- Written request
Write out the lines below word for word, starting at the line containing "word-gt: gt [722, 298, 744, 319]" and ending at the line containing "Where is each", with both included.

[Collection entries]
• • • • • • •

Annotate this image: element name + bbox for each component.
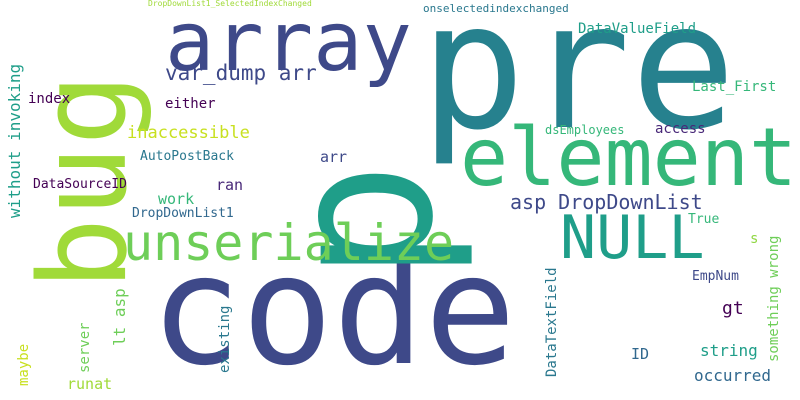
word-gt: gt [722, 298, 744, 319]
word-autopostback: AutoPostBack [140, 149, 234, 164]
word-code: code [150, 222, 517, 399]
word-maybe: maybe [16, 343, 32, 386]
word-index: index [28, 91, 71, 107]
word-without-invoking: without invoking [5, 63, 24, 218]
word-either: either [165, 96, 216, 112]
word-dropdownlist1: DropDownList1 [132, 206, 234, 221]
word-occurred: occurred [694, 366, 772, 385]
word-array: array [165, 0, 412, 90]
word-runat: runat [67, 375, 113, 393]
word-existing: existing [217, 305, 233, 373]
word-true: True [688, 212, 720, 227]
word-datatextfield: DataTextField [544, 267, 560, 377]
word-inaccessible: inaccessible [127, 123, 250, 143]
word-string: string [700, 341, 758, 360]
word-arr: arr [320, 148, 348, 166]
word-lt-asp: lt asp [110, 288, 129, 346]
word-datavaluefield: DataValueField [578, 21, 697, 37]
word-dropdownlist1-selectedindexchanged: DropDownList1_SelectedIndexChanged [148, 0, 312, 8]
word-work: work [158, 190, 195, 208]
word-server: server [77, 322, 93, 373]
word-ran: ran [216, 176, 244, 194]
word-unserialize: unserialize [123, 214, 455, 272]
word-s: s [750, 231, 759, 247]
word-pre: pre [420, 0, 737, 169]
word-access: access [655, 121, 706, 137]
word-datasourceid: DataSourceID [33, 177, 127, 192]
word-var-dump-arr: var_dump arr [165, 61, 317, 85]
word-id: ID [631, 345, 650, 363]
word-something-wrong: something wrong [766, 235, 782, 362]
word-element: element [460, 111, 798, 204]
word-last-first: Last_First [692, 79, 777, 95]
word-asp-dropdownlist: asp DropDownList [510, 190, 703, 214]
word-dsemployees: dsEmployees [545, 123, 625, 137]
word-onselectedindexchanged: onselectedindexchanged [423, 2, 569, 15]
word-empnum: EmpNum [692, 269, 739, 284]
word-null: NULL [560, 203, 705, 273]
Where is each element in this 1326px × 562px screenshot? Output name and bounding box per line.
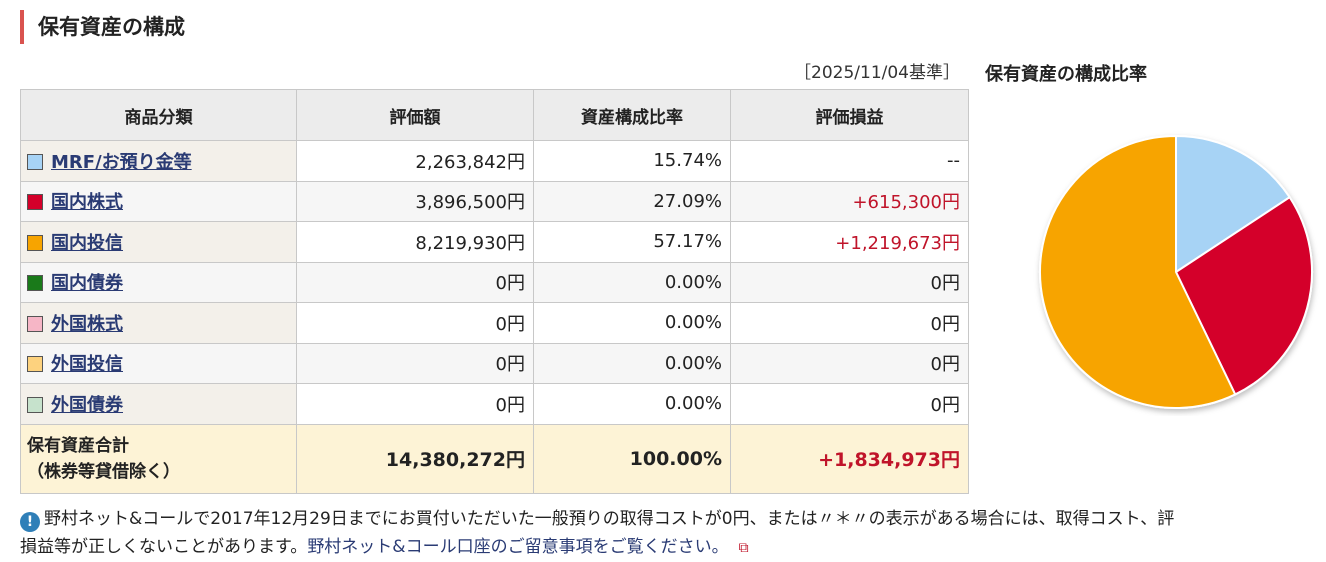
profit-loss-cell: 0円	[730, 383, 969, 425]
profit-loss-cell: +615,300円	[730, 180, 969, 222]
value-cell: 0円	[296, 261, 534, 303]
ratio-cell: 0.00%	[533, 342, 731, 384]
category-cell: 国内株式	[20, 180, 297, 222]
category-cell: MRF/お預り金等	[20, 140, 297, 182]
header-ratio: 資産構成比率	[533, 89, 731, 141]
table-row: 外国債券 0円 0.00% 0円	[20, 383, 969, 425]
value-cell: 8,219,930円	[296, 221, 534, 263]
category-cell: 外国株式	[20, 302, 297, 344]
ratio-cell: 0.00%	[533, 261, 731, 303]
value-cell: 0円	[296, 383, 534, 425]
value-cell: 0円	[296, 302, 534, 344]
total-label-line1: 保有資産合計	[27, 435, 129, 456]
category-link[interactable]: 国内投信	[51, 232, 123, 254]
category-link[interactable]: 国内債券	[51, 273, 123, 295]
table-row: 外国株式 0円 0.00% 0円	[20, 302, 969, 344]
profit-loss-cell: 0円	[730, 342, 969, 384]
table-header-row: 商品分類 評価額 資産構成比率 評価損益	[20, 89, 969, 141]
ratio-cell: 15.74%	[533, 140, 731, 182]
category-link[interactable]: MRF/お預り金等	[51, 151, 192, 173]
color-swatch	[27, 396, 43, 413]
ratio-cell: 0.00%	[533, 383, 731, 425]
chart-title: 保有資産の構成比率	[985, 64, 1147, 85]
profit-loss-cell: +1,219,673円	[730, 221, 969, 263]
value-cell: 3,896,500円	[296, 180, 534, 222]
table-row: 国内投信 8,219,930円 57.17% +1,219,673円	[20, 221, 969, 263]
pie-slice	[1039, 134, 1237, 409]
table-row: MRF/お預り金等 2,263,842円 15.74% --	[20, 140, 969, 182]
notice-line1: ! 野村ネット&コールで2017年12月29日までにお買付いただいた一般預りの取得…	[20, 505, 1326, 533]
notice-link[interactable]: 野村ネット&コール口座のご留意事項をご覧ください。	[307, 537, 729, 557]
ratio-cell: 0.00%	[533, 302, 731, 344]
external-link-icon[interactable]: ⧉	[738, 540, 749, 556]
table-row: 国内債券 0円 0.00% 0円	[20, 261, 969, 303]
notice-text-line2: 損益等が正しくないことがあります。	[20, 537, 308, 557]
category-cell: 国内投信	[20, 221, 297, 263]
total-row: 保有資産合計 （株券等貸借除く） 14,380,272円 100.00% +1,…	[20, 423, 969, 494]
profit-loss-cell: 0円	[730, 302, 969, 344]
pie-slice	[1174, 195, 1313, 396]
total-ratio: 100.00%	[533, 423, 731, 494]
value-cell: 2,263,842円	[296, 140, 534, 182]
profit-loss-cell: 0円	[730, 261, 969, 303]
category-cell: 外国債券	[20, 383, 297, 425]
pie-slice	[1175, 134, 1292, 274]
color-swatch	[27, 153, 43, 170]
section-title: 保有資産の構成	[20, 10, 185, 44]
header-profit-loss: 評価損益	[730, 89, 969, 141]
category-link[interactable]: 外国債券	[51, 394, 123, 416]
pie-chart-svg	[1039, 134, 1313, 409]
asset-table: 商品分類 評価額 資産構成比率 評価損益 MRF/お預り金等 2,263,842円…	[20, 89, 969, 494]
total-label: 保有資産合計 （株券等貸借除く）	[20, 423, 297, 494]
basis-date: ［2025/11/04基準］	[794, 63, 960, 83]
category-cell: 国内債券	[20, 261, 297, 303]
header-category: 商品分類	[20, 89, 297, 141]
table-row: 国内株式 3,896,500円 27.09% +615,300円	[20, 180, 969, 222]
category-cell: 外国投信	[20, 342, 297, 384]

• • • • • • •

- Problem solution
word-gt: gt [722, 298, 744, 319]
word-autopostback: AutoPostBack [140, 149, 234, 164]
word-code: code [150, 222, 517, 399]
word-maybe: maybe [16, 343, 32, 386]
word-index: index [28, 91, 71, 107]
word-without-invoking: without invoking [5, 63, 24, 218]
word-either: either [165, 96, 216, 112]
word-dropdownlist1: DropDownList1 [132, 206, 234, 221]
word-occurred: occurred [694, 366, 772, 385]
word-array: array [165, 0, 412, 90]
word-runat: runat [67, 375, 113, 393]
word-existing: existing [217, 305, 233, 373]
word-true: True [688, 212, 720, 227]
word-datatextfield: DataTextField [544, 267, 560, 377]
word-inaccessible: inaccessible [127, 123, 250, 143]
word-string: string [700, 341, 758, 360]
word-arr: arr [320, 148, 348, 166]
word-lt-asp: lt asp [110, 288, 129, 346]
word-datavaluefield: DataValueField [578, 21, 697, 37]
word-dropdownlist1-selectedindexchanged: DropDownList1_SelectedIndexChanged [148, 0, 312, 8]
word-work: work [158, 190, 195, 208]
word-server: server [77, 322, 93, 373]
word-ran: ran [216, 176, 244, 194]
word-unserialize: unserialize [123, 214, 455, 272]
word-s: s [750, 231, 759, 247]
word-pre: pre [420, 0, 737, 169]
word-access: access [655, 121, 706, 137]
word-datasourceid: DataSourceID [33, 177, 127, 192]
word-var-dump-arr: var_dump arr [165, 61, 317, 85]
word-id: ID [631, 345, 650, 363]
word-something-wrong: something wrong [766, 235, 782, 362]
word-element: element [460, 111, 798, 204]
word-last-first: Last_First [692, 79, 777, 95]
word-asp-dropdownlist: asp DropDownList [510, 190, 703, 214]
word-dsemployees: dsEmployees [545, 123, 625, 137]
word-onselectedindexchanged: onselectedindexchanged [423, 2, 569, 15]
word-empnum: EmpNum [692, 269, 739, 284]
word-null: NULL [560, 203, 705, 273]
Where is each element in this 1326px × 562px screenshot? Output name and bounding box per line.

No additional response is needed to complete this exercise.